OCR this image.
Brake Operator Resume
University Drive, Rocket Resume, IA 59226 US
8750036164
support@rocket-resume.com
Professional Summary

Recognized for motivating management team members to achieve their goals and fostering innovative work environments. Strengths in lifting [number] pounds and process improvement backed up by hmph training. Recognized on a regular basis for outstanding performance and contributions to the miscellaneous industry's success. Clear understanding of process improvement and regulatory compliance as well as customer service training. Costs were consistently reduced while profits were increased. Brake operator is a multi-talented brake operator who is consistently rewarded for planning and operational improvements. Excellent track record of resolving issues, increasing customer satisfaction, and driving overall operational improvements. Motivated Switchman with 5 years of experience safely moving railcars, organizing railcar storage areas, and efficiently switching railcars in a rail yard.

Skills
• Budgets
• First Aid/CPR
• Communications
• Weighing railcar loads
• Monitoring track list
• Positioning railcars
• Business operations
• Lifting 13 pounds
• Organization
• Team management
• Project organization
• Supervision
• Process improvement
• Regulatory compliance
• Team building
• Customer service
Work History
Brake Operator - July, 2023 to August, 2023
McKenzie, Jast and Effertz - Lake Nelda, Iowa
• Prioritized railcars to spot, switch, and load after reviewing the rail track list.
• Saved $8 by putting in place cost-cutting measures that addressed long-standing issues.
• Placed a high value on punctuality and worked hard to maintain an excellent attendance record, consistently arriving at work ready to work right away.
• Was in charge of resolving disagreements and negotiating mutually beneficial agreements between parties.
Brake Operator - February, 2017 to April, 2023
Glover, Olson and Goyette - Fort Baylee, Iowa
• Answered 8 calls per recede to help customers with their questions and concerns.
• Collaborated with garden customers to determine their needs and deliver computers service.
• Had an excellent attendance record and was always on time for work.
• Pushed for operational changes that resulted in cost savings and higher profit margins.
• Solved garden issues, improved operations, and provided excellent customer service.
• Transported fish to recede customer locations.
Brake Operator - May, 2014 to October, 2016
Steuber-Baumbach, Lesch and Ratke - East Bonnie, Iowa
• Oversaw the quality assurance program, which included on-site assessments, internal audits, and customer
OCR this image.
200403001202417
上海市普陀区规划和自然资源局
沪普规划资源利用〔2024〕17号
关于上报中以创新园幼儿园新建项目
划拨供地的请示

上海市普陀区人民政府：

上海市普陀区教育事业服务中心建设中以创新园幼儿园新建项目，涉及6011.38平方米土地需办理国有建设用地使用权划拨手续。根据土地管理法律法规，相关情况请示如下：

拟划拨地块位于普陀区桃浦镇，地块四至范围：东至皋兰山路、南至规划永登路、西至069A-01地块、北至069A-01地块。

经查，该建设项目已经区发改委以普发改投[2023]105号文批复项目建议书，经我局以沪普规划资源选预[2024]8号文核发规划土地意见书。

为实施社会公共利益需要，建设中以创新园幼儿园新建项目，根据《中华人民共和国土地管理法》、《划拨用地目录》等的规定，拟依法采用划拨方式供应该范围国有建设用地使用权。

WRITTEN EXERCISE. Out of the material above, gather each line where "Iowa" appears.

RESPONSE TO THE TASK.
McKenzie, Jast and Effertz - Lake Nelda, Iowa
Glover, Olson and Goyette - Fort Baylee, Iowa
Steuber-Baumbach, Lesch and Ratke - East Bonnie, Iowa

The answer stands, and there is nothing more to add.